--- Текст для чтения ---

Словом, абсолютистское государство в России качественно отличается, например, от абсолютной монархии XVII — XVIII веков во Франции, где власть уже «отчуждена» от индивидуальных людей, выступает как внешняя и «надчеловеческая» сила. Абсолютизм установился там — если воспользоваться мыслью Г. Д. Гачева — после двухвекового ренессансного высвобождения и самоопределения личности, достигшей уже титанических масштабов. Поэтому абсолютизм выступает как орудие «обуздания» и ограничения личности, введения ее в систему государственного механизма для исполнения определенных функций. Между тем государство Петра явилось не обузданием, ограничением «ренессансных» индивидов. Нет, именно в созидании петровского государства впервые в России возник простор для широкой творческой деятельности индивидуальностей. Именно вместе, в одном направлении со строительством Русского государства совершалось ренессансное раскрепощение, становление личностей.
В людях XVIII века острое чувство долга, службы было творчеством, естественным и вольным проявлением натуры. Их гражданские доблести лишены сухой духовности, аскетизма, были не самоотвержением, а самовыражением, самопроявлением, наслаждением жизнью.
Это действительно так: Ягужинский, Феофан, Ганнибал и другие — не «слуги» государства, ибо государство — их собственное дело, их жизнь и счастье, а сам Петр — их личный друг. В России как бы совпадают эпохи абсолютистской государственности и Ренессанса, которые в Западной Европе разделены во времени, и дело государства выступает как единственная цель ренессансных «титанов» и «рыцарей». Поэтому и литература «русского классицизма» имеет только чисто внешнее сходство, скажем, с французским классицизмом, ибо она несет в себе могучий ренессансный дух. Такова в особенности поэзия Ломоносова с ее пафосом всесторонней образованности, практического действия в преобразовании природы, жизнерадостной стихией чувственности, героикой побед, путешествий и открытий. Она гораздо более сродни литературному творчеству Джордано Бруно, Эразма, Камоэнса, чем классицистической поэзии.
2. «Фаустовские» повести о частном человеке и злой силе.
Но вернемся к нашей теме; этот экскурс в будущее нужен только для понимания перспективы, для того, чтобы уяснить, куда вольется энергия, столь неопределенно и подчас дико бушующая во второй половине XVII века. Ибо государство Петра вырастает не на пустом месте: оно вводит в целеустремленное русло уже пробудившиеся народные силы. Именно потому, что ренессансная энергия влилась в это государство, оно смогло воздвигнуться с такой титанической стремительностью, за два-три десятилетия. Но истоки этой энергии восходят к середине XVII века или даже к «Смутному времени».

---

* [Письменное задание 1]:
Ответьте по тексту для чтения:
(a) После какого высвобождения личности установился абсолютизм во Франции?
(b) За какой срок смогло воздвигнуться государство Петра?
(c) Кем был сам Петр для Ягужинского, Феофана, Ганнибала и других?
* [Письменное задание 2]: Каким авторам, судя по тексту для чтения, поэзия Ломоносова гораздо более сродни, чем классицистической поэзии? Назовите всех.
* [Письменное задание 3]: Перепечатайте из текста для чтения отрывок от слов «В людях XVIII» до слов «самопроявлением, наслаждением жизнью.» включительно.
Записи здесь не понадобятся.

--- Выдержки из данных ---

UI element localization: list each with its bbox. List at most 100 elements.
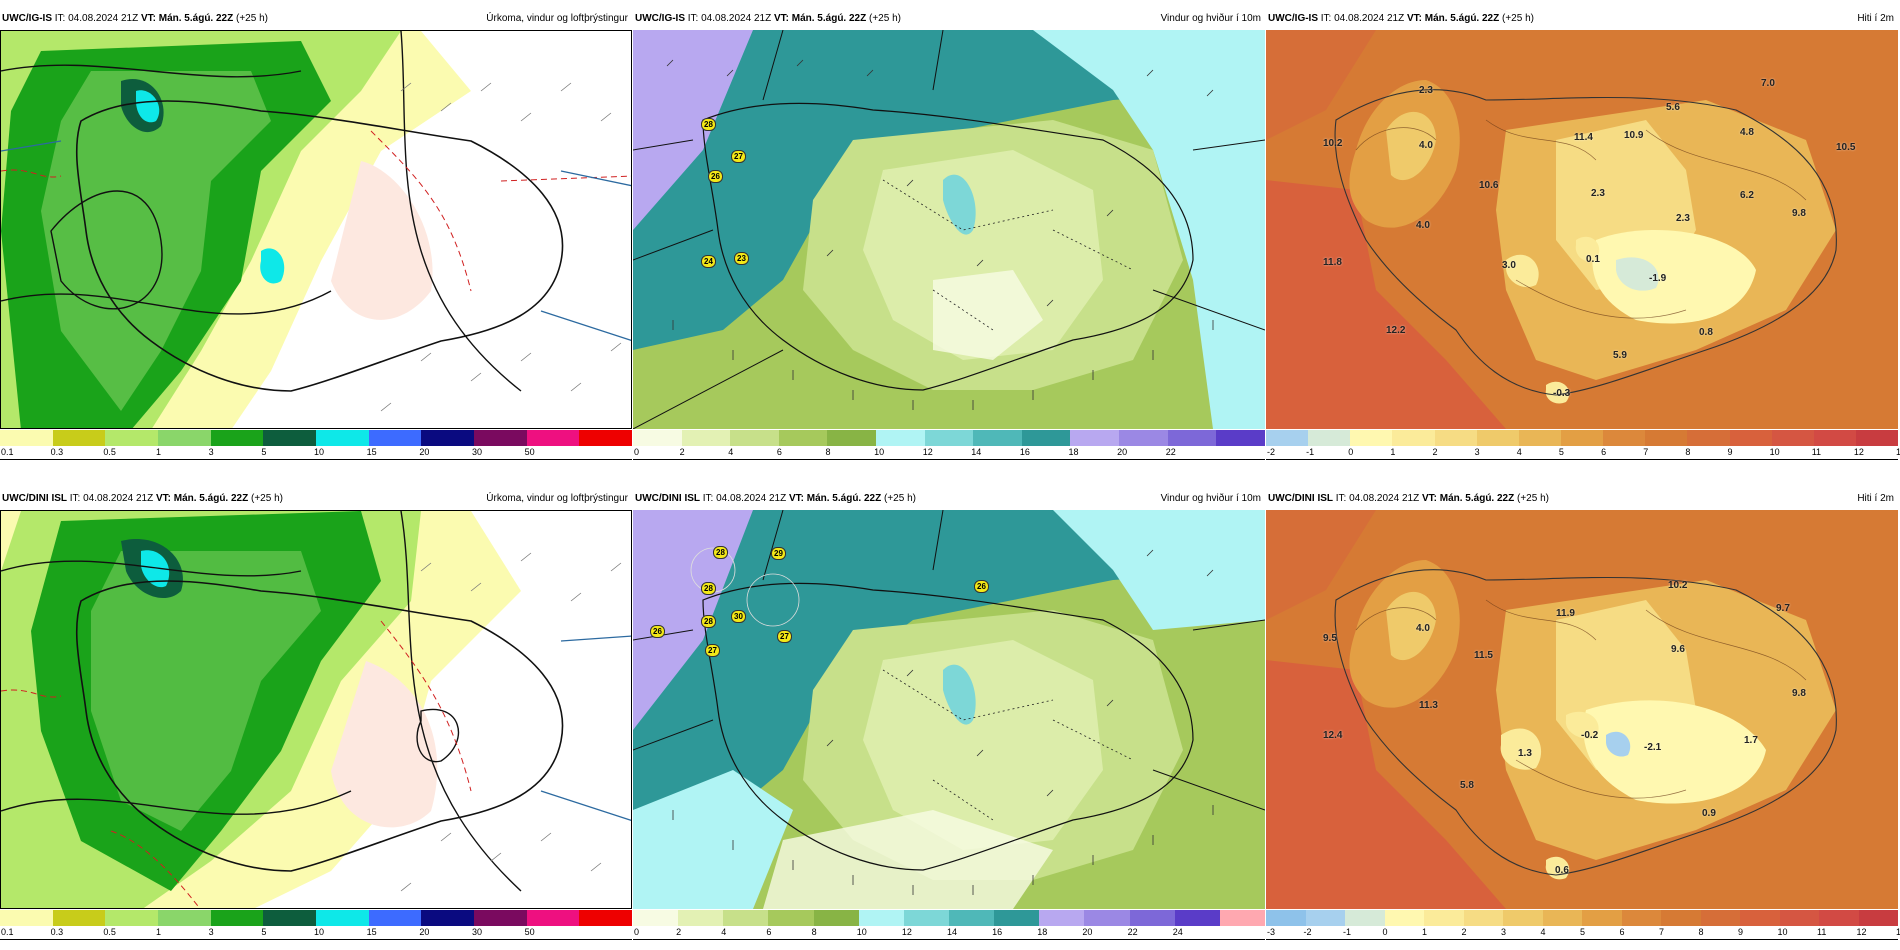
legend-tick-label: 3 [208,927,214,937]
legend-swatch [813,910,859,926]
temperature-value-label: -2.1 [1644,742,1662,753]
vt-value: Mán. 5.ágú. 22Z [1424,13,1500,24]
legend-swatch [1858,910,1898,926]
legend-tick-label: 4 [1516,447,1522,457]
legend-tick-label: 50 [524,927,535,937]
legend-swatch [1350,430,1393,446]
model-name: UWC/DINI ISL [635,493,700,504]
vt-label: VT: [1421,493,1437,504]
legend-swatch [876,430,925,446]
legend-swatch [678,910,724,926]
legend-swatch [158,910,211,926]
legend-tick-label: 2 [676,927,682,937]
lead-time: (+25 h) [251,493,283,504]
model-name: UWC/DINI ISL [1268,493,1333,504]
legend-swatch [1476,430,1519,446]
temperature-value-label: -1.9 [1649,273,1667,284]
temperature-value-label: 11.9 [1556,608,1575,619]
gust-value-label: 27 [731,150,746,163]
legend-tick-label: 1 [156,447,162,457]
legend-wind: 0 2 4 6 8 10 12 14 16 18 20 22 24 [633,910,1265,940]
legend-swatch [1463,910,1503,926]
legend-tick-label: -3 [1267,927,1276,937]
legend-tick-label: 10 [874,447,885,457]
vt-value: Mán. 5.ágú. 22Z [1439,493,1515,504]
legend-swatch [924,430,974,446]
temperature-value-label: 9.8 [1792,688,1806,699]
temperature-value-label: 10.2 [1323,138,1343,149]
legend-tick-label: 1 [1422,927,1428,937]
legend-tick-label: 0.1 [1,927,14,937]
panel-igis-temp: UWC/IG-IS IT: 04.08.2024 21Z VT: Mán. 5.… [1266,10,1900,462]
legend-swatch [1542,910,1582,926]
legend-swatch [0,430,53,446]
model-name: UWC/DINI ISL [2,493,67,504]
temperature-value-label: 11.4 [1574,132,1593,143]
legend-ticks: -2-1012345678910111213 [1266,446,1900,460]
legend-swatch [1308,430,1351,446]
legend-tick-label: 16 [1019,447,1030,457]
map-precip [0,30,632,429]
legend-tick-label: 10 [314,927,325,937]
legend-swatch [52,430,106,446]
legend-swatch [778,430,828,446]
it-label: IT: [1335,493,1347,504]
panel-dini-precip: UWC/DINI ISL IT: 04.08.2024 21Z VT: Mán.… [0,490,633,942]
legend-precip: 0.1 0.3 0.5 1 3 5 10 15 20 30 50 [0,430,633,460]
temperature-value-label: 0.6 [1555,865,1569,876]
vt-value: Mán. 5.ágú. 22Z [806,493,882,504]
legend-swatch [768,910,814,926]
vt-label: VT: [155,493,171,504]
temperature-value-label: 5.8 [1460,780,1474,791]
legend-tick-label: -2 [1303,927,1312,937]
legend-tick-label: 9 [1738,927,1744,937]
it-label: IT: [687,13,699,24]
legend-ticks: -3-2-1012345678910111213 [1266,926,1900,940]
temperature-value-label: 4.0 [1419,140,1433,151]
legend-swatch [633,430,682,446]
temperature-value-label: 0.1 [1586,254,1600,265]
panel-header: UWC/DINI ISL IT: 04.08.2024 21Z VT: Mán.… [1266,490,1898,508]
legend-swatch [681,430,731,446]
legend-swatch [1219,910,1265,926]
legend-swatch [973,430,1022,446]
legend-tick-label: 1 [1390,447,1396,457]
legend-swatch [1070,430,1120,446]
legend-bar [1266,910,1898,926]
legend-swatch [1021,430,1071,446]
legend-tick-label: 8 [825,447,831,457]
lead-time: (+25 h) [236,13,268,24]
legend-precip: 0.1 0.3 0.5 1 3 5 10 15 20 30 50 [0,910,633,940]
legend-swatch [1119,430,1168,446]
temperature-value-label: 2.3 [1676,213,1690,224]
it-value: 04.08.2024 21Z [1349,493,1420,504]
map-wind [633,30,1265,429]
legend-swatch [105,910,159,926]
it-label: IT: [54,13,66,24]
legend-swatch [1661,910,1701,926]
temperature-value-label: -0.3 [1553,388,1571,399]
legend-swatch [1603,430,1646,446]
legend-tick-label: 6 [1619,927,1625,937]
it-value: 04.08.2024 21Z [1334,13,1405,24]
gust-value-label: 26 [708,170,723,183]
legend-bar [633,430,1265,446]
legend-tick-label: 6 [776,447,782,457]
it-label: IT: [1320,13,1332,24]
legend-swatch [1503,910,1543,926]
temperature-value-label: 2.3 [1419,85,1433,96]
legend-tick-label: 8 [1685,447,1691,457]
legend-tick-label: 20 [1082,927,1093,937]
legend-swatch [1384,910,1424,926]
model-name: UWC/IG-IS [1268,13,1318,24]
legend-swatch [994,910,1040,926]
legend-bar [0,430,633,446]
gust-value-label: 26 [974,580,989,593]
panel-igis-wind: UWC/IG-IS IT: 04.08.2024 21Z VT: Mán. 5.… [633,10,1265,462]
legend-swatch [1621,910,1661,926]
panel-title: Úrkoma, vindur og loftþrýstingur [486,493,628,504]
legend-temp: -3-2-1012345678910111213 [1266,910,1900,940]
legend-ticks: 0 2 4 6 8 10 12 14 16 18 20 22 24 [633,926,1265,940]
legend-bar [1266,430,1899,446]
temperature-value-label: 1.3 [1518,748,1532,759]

---
--- Выдержки из данных ---

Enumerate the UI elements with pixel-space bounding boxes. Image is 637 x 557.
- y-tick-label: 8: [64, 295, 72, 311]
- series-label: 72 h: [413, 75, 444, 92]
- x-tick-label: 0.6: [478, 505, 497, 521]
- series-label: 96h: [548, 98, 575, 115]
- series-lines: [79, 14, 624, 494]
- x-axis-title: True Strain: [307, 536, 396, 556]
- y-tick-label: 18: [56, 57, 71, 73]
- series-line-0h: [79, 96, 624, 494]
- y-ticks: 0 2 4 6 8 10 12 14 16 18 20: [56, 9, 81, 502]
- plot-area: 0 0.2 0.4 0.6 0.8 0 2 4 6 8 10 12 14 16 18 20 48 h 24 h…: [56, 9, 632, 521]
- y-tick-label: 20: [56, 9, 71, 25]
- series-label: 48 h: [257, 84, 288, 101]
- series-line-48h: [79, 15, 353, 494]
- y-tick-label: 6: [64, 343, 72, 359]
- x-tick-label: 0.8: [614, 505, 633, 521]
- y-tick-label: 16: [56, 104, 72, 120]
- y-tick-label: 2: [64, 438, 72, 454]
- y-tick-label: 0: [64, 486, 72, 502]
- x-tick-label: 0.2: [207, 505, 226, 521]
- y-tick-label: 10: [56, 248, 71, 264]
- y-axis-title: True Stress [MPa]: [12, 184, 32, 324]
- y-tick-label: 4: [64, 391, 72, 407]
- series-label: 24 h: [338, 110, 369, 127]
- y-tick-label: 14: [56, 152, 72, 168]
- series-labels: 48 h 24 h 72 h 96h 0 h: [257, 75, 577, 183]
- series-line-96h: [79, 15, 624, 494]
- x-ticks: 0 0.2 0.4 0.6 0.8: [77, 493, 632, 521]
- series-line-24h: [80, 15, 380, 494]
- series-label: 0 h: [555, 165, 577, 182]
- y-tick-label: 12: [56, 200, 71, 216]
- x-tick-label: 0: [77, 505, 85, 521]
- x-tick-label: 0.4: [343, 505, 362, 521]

---

* [Полный ответ 1]:
(a) После двухвекового ренессансного высвобождения и самоопределения личности.
(b) За два-три десятилетия.
(c) Их личным другом.

* [Полный ответ 2]: Джордано Бруно, Эразм, Камоэнс.

* [Полный ответ 3]:
В людях XVIII века острое чувство долга, службы было творчеством, естественным и вольным проявлением натуры. Их гражданские доблести лишены сухой духовности, аскетизма, были не самоотвержением, а самовыражением, самопроявлением, наслаждением жизнью.